(Listed entries)

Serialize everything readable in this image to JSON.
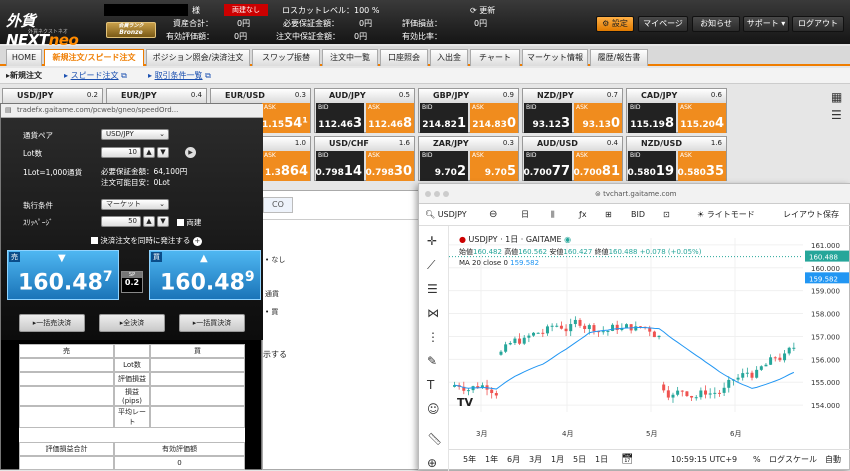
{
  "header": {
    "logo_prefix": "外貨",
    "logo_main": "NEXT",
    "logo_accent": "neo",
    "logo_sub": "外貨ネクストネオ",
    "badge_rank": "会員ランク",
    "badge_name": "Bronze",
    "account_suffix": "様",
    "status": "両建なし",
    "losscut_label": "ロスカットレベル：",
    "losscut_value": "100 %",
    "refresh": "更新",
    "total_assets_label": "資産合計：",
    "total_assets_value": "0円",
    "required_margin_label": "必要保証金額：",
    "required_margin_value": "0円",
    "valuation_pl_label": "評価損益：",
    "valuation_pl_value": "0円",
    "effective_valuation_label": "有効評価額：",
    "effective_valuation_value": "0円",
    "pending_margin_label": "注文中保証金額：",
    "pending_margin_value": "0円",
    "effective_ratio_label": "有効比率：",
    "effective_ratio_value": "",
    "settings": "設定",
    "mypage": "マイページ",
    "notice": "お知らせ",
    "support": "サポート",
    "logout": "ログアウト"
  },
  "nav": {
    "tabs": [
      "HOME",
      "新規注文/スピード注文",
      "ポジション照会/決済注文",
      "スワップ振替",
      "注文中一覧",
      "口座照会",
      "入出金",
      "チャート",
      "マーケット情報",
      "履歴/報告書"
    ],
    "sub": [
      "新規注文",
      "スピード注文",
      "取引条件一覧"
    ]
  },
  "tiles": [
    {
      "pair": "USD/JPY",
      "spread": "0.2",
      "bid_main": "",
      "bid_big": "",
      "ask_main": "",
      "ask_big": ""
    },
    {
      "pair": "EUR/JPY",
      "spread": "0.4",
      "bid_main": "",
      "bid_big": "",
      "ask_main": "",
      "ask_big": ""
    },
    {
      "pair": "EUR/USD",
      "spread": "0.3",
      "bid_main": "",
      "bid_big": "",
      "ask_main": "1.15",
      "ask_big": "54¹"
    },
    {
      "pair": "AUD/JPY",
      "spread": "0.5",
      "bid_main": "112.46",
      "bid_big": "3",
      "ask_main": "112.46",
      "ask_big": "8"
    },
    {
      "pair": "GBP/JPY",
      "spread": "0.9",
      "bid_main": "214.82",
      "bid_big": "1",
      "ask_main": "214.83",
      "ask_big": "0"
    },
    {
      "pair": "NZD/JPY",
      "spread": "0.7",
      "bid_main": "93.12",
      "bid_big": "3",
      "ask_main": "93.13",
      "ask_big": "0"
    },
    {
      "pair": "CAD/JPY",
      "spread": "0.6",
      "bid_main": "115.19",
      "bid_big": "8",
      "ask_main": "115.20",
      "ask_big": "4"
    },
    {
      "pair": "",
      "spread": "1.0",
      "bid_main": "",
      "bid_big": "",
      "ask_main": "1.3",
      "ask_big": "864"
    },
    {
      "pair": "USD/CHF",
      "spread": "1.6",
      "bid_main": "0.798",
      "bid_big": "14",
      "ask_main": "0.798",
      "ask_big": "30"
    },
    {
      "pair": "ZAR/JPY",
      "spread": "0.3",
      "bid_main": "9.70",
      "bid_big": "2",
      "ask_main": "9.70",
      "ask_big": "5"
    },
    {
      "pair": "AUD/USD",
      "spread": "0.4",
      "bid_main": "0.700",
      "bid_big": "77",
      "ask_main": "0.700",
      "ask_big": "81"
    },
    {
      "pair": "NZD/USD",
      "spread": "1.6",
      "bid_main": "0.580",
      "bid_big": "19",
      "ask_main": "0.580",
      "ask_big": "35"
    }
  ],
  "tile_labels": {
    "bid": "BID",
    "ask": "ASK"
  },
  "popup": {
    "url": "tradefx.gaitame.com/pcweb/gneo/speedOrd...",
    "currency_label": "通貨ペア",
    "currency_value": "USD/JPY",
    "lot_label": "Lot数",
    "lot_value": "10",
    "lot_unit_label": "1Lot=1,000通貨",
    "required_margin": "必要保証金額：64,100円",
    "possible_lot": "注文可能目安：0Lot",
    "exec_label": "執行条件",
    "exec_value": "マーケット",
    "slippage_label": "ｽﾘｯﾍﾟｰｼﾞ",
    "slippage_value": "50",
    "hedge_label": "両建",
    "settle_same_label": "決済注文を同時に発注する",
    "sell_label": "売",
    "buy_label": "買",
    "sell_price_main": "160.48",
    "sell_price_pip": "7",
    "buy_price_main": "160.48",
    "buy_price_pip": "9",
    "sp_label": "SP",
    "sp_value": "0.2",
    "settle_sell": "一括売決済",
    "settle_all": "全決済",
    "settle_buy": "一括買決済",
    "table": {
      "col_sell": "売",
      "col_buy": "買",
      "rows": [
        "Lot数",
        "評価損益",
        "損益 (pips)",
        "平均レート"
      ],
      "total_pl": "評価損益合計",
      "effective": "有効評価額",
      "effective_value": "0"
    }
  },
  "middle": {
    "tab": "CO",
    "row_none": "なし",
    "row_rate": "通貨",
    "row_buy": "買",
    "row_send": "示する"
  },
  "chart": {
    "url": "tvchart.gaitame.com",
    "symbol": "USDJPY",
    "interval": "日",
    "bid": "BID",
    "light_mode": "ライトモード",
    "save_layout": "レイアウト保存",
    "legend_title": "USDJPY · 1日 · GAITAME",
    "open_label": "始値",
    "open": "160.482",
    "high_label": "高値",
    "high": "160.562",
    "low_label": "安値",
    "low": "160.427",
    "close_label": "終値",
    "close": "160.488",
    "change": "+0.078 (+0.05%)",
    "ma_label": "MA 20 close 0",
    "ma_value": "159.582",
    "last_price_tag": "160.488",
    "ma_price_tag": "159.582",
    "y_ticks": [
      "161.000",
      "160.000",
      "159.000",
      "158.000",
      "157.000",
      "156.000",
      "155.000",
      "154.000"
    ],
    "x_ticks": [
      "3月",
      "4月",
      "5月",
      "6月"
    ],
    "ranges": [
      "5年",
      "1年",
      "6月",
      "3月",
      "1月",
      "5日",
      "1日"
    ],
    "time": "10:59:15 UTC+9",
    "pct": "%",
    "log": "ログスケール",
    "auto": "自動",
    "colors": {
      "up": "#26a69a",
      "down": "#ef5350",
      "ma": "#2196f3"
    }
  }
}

* * *

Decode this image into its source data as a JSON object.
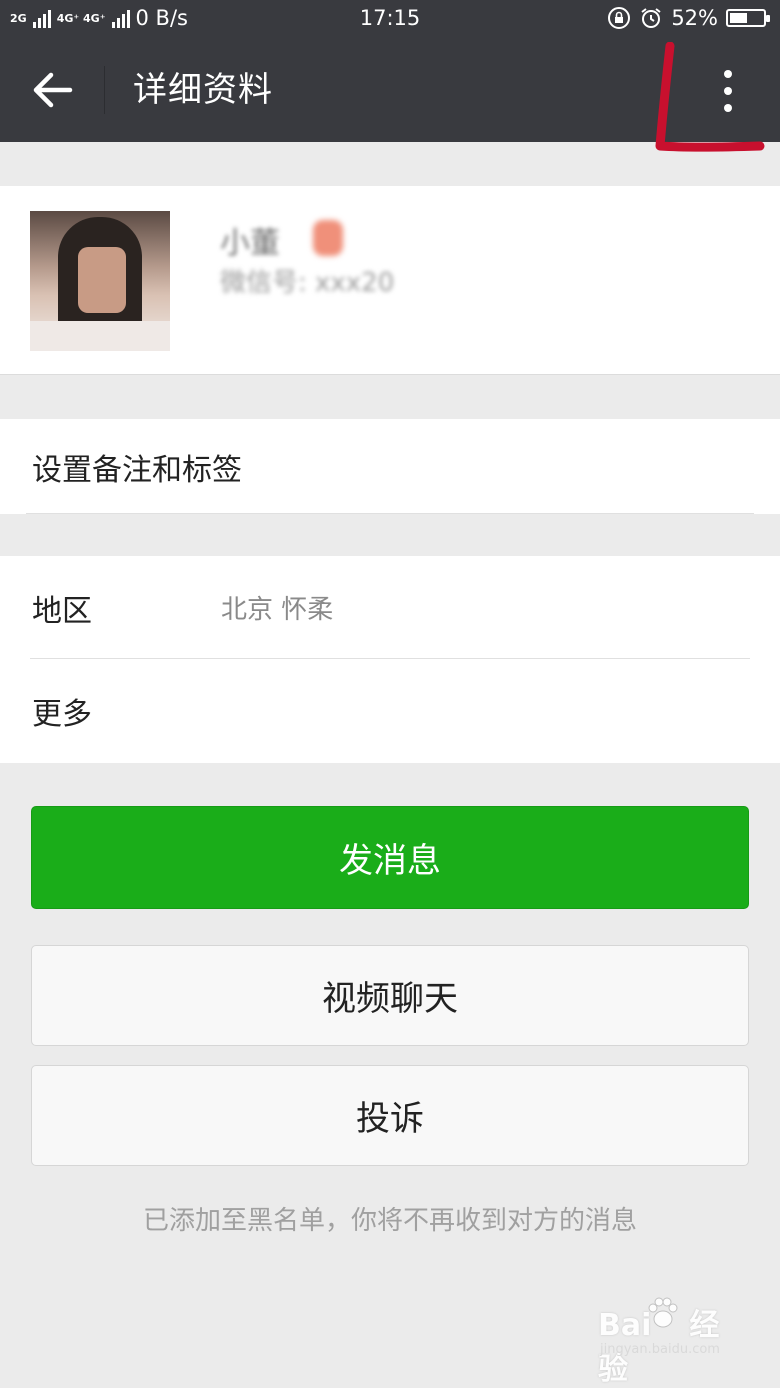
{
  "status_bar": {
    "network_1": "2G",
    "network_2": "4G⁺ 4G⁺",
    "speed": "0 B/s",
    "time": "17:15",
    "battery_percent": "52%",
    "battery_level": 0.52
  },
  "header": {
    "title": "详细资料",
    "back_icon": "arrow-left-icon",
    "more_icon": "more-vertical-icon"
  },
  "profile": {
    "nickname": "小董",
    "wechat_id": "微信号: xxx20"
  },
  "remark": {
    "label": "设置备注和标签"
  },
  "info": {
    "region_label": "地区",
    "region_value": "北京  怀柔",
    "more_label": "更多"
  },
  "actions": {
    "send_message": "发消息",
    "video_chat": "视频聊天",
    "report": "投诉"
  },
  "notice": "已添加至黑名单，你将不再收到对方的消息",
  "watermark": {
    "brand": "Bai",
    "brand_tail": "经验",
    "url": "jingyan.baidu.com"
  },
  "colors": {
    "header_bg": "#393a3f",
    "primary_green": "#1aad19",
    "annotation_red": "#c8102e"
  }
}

--

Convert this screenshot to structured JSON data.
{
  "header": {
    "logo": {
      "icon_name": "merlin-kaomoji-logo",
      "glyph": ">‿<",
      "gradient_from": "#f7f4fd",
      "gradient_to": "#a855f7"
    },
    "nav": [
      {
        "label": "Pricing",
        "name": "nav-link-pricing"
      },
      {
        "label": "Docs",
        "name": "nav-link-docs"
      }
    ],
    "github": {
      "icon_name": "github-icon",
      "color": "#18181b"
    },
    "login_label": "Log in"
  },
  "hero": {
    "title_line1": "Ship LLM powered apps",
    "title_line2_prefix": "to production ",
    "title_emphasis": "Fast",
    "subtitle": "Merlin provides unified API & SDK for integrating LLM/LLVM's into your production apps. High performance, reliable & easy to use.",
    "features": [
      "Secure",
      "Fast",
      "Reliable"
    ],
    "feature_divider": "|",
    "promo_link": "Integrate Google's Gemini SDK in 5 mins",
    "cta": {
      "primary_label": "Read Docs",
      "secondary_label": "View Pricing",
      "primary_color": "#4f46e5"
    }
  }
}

(Exercise description)
Find out how many lines in the listing contain the string "spread". Give the number alone.

(Solution to the problem)
12